▸ **Requirements**: Transcribe all the records with complete accuracy.

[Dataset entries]
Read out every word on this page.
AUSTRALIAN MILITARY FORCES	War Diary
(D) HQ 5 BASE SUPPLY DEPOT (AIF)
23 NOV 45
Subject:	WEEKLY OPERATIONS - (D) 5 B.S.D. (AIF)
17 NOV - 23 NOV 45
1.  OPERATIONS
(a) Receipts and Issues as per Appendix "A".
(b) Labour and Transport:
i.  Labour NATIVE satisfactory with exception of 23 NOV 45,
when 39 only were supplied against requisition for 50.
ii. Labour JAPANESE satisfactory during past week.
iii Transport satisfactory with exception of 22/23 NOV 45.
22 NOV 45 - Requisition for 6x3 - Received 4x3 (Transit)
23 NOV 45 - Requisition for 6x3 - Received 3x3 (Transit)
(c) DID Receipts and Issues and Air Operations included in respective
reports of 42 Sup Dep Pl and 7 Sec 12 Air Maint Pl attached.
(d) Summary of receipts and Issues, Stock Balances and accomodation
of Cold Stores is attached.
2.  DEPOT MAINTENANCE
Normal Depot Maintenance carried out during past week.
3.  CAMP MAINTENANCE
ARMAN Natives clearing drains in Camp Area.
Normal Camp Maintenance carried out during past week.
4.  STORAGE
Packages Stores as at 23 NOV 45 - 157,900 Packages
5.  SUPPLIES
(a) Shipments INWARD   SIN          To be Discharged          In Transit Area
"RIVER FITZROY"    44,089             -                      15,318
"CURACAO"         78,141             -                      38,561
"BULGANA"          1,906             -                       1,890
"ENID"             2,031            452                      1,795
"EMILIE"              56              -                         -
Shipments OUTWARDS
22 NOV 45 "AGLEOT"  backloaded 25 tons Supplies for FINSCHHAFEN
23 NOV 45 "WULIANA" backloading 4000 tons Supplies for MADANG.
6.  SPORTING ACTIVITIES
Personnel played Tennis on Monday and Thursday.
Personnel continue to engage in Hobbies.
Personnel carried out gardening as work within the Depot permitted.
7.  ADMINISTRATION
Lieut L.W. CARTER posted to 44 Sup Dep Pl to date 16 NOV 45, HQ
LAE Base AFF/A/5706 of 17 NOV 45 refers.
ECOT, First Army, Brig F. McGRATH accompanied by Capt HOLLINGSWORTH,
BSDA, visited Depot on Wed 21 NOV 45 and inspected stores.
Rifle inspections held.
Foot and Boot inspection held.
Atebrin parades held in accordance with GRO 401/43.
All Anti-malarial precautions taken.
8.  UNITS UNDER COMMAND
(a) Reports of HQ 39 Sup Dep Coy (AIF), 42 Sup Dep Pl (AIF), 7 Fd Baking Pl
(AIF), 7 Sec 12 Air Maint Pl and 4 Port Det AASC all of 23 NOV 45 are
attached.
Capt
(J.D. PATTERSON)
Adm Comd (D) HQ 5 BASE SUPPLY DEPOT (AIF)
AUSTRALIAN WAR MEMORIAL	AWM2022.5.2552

▸ **Full solution**:
Read out every word on this page.
AUSTRALIAN MILITARY FORCES	War Diary
(D) HQ 5 BASE SUPPLY DEPOT (AIF)
23 NOV 45
Subject:	WEEKLY OPERATIONS - (D) 5 B.S.D. (AIF)
17 NOV - 23 NOV 45
1.  OPERATIONS
(a) Receipts and Issues as per Appendix "A".
(b) Labour and Transport:
i.  Labour NATIVE satisfactory with exception of 23 NOV 45,
when 39 only were supplied against requisition for 50.
ii. Labour JAPANESE satisfactory during past week.
iii Transport satisfactory with exception of 22/23 NOV 45.
22 NOV 45 - Requisition for 6x3 - Received 4x3 (Transit)
23 NOV 45 - Requisition for 6x3 - Received 3x3 (Transit)
(c) DID Receipts and Issues and Air Operations included in respective
reports of 42 Sup Dep Pl and 7 Sec 12 Air Maint Pl attached.
(d) Summary of receipts and Issues, Stock Balances and accomodation
of Cold Stores is attached.
2.  DEPOT MAINTENANCE
Normal Depot Maintenance carried out during past week.
3.  CAMP MAINTENANCE
ARMAN Natives clearing drains in Camp Area.
Normal Camp Maintenance carried out during past week.
4.  STORAGE
Packages Stores as at 23 NOV 45 - 157,900 Packages
5.  SUPPLIES
(a) Shipments INWARD   SIN          To be Discharged          In Transit Area
"RIVER FITZROY"    44,089             -                      15,318
"CURACAO"         78,141             -                      38,561
"BULGANA"          1,906             -                       1,890
"ENID"             2,031            452                      1,795
"EMILIE"              56              -                         -
Shipments OUTWARDS
22 NOV 45 "AGLEOT"  backloaded 25 tons Supplies for FINSCHHAFEN
23 NOV 45 "WULIANA" backloading 4000 tons Supplies for MADANG.
6.  SPORTING ACTIVITIES
Personnel played Tennis on Monday and Thursday.
Personnel continue to engage in Hobbies.
Personnel carried out gardening as work within the Depot permitted.
7.  ADMINISTRATION
Lieut L.W. CARTER posted to 44 Sup Dep Pl to date 16 NOV 45, HQ
LAE Base AFF/A/5706 of 17 NOV 45 refers.
ECOT, First Army, Brig F. McGRATH accompanied by Capt HOLLINGSWORTH,
BSDA, visited Depot on Wed 21 NOV 45 and inspected stores.
Rifle inspections held.
Foot and Boot inspection held.
Atebrin parades held in accordance with GRO 401/43.
All Anti-malarial precautions taken.
8.  UNITS UNDER COMMAND
(a) Reports of HQ 39 Sup Dep Coy (AIF), 42 Sup Dep Pl (AIF), 7 Fd Baking Pl
(AIF), 7 Sec 12 Air Maint Pl and 4 Port Det AASC all of 23 NOV 45 are
attached.
Capt
(J.D. PATTERSON)
Adm Comd (D) HQ 5 BASE SUPPLY DEPOT (AIF)
AUSTRALIAN WAR MEMORIAL	AWM2022.5.2552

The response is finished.